## Data for the task

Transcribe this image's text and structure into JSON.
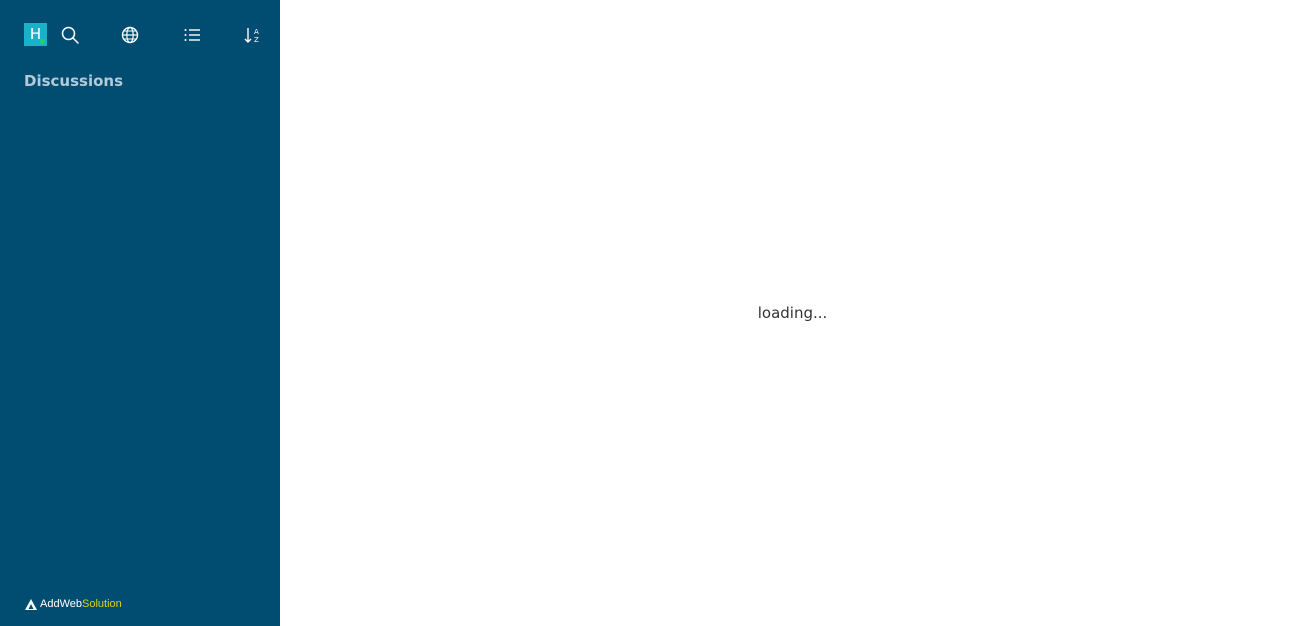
{
  "sidebar": {
    "avatar_letter": "H",
    "toolbar": [
      {
        "icon": "search-icon"
      },
      {
        "icon": "globe-icon"
      },
      {
        "icon": "list-icon"
      },
      {
        "icon": "sort-az-icon"
      }
    ],
    "section_title": "Discussions",
    "brand": {
      "part1": "AddWeb",
      "part2": "Solution"
    }
  },
  "main": {
    "loading_text": "loading..."
  },
  "colors": {
    "sidebar_bg": "#004d71",
    "avatar_bg": "#19b2c8",
    "presence": "#2ecc71",
    "brand_accent": "#d6d01e"
  }
}
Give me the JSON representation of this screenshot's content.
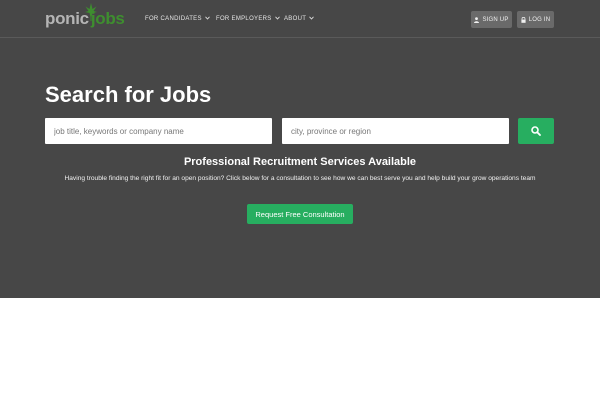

## Written problem
Every entry should be returned exactly as written, minus the pictures.

## Output for this task
Transcribe this image's text and structure into JSON.
{
  "sidebar": {
    "avatar_letter": "H",
    "toolbar": [
      {
        "icon": "search-icon"
      },
      {
        "icon": "globe-icon"
      },
      {
        "icon": "list-icon"
      },
      {
        "icon": "sort-az-icon"
      }
    ],
    "section_title": "Discussions",
    "brand": {
      "part1": "AddWeb",
      "part2": "Solution"
    }
  },
  "main": {
    "loading_text": "loading..."
  },
  "colors": {
    "sidebar_bg": "#004d71",
    "avatar_bg": "#19b2c8",
    "presence": "#2ecc71",
    "brand_accent": "#d6d01e"
  }
}
Give me the JSON representation of this screenshot's content.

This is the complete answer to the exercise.